TASK ->
Retype exactly the lines from the one containing "Output the text content of this document." through the last line of the records below, including both, and leave out any pictures.

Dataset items
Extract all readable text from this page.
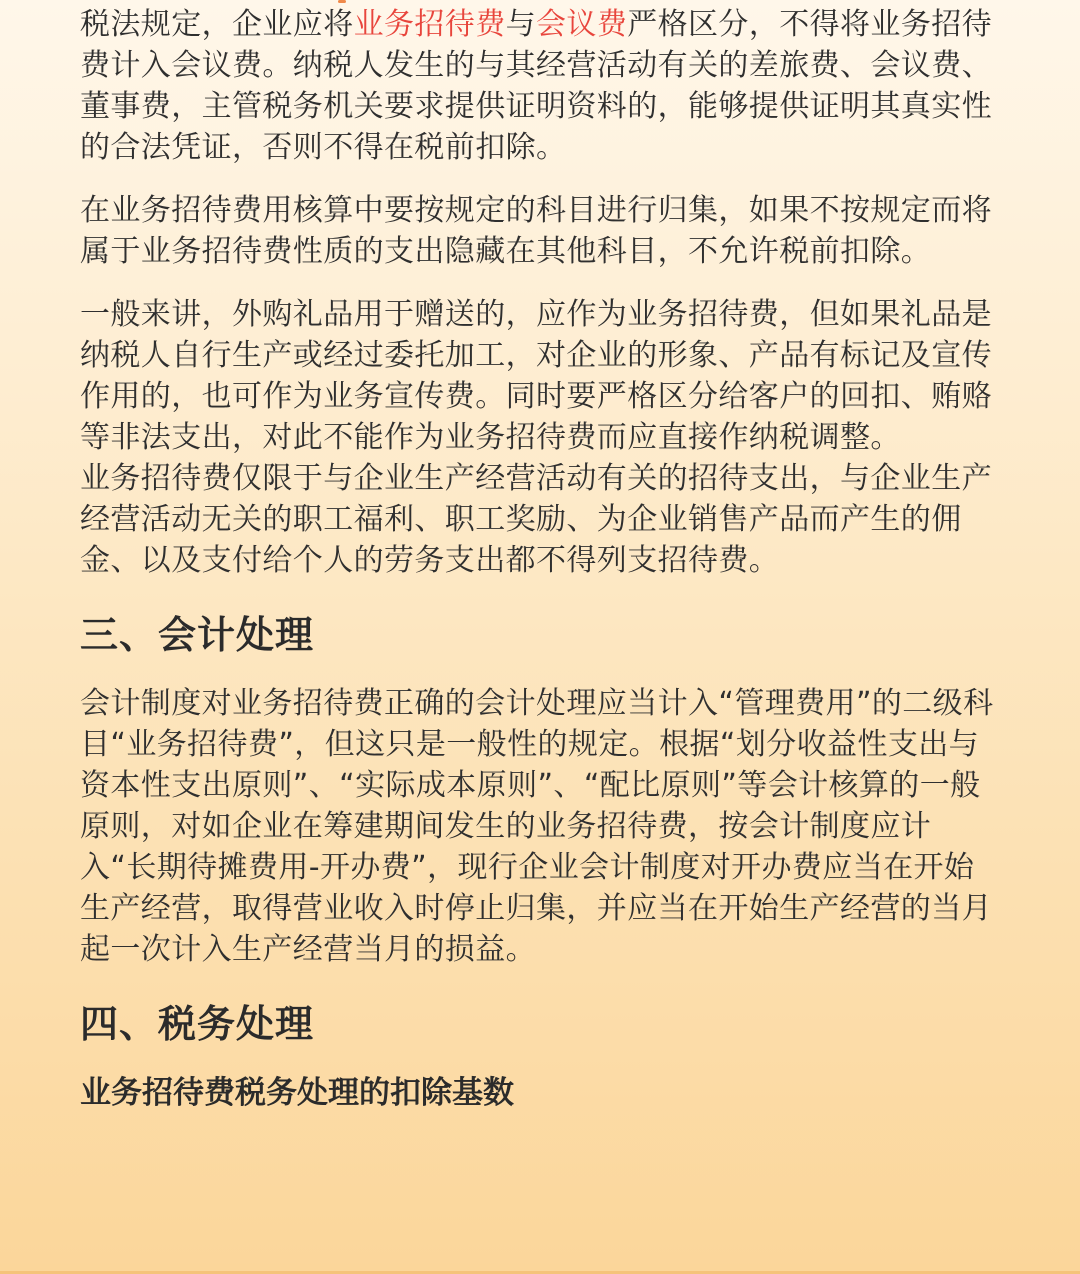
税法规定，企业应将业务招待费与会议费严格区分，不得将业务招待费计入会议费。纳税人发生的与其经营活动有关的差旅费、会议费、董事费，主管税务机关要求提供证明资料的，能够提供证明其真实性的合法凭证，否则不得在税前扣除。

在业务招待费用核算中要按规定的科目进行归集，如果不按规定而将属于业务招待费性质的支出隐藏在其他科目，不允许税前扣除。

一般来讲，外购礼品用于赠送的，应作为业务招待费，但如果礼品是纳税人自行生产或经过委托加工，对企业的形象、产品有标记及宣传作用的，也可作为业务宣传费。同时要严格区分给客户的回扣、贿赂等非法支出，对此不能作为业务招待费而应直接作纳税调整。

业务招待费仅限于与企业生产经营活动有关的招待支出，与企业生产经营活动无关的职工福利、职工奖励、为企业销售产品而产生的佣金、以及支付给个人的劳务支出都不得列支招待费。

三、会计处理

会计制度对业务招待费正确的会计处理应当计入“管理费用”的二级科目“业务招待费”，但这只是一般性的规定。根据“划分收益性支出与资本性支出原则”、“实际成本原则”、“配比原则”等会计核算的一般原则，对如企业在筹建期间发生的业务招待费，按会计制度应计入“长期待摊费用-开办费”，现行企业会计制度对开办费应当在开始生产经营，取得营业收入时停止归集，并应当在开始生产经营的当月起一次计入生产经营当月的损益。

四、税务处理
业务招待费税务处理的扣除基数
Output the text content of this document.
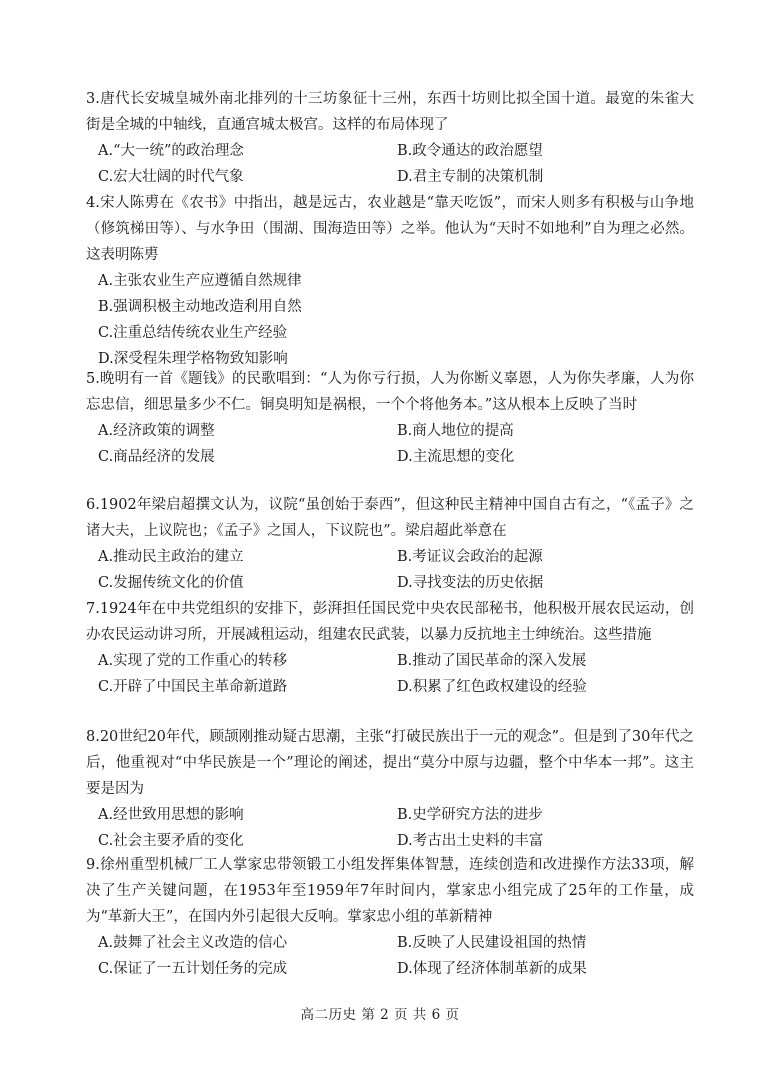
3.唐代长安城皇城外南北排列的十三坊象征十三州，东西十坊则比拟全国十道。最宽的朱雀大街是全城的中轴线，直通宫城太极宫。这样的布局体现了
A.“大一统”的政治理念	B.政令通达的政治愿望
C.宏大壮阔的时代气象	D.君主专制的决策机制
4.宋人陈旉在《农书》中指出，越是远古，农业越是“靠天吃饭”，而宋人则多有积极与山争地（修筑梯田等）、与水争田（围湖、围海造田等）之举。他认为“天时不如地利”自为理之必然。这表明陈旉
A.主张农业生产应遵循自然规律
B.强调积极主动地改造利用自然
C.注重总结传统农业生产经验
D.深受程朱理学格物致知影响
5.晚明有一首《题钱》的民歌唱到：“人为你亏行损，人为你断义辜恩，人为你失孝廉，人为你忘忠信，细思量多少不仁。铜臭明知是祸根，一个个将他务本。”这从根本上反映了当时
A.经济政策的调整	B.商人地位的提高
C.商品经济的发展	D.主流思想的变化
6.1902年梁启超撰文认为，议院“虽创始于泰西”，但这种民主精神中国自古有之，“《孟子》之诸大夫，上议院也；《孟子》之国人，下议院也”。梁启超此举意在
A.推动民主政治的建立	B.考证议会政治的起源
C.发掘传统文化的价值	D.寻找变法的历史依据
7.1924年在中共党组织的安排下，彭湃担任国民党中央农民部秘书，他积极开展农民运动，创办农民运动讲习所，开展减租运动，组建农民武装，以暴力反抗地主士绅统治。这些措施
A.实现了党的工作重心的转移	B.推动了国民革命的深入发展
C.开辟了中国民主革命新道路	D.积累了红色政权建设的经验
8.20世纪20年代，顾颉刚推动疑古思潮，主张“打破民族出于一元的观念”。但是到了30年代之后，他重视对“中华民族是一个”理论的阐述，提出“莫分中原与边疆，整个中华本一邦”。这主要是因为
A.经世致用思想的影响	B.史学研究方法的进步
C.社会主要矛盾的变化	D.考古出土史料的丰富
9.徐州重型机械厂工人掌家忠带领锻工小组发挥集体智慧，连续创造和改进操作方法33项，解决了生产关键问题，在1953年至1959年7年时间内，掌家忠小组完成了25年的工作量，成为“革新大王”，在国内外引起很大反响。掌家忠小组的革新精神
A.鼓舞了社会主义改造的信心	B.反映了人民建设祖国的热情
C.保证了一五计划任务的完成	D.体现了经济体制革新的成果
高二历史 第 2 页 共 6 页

WRITTEN REPLY ->
Output the text content of this document.
3.唐代长安城皇城外南北排列的十三坊象征十三州，东西十坊则比拟全国十道。最宽的朱雀大街是全城的中轴线，直通宫城太极宫。这样的布局体现了
A.“大一统”的政治理念	B.政令通达的政治愿望
C.宏大壮阔的时代气象	D.君主专制的决策机制
4.宋人陈旉在《农书》中指出，越是远古，农业越是“靠天吃饭”，而宋人则多有积极与山争地（修筑梯田等）、与水争田（围湖、围海造田等）之举。他认为“天时不如地利”自为理之必然。这表明陈旉
A.主张农业生产应遵循自然规律
B.强调积极主动地改造利用自然
C.注重总结传统农业生产经验
D.深受程朱理学格物致知影响
5.晚明有一首《题钱》的民歌唱到：“人为你亏行损，人为你断义辜恩，人为你失孝廉，人为你忘忠信，细思量多少不仁。铜臭明知是祸根，一个个将他务本。”这从根本上反映了当时
A.经济政策的调整	B.商人地位的提高
C.商品经济的发展	D.主流思想的变化
6.1902年梁启超撰文认为，议院“虽创始于泰西”，但这种民主精神中国自古有之，“《孟子》之诸大夫，上议院也；《孟子》之国人，下议院也”。梁启超此举意在
A.推动民主政治的建立	B.考证议会政治的起源
C.发掘传统文化的价值	D.寻找变法的历史依据
7.1924年在中共党组织的安排下，彭湃担任国民党中央农民部秘书，他积极开展农民运动，创办农民运动讲习所，开展减租运动，组建农民武装，以暴力反抗地主士绅统治。这些措施
A.实现了党的工作重心的转移	B.推动了国民革命的深入发展
C.开辟了中国民主革命新道路	D.积累了红色政权建设的经验
8.20世纪20年代，顾颉刚推动疑古思潮，主张“打破民族出于一元的观念”。但是到了30年代之后，他重视对“中华民族是一个”理论的阐述，提出“莫分中原与边疆，整个中华本一邦”。这主要是因为
A.经世致用思想的影响	B.史学研究方法的进步
C.社会主要矛盾的变化	D.考古出土史料的丰富
9.徐州重型机械厂工人掌家忠带领锻工小组发挥集体智慧，连续创造和改进操作方法33项，解决了生产关键问题，在1953年至1959年7年时间内，掌家忠小组完成了25年的工作量，成为“革新大王”，在国内外引起很大反响。掌家忠小组的革新精神
A.鼓舞了社会主义改造的信心	B.反映了人民建设祖国的热情
C.保证了一五计划任务的完成	D.体现了经济体制革新的成果
高二历史 第 2 页 共 6 页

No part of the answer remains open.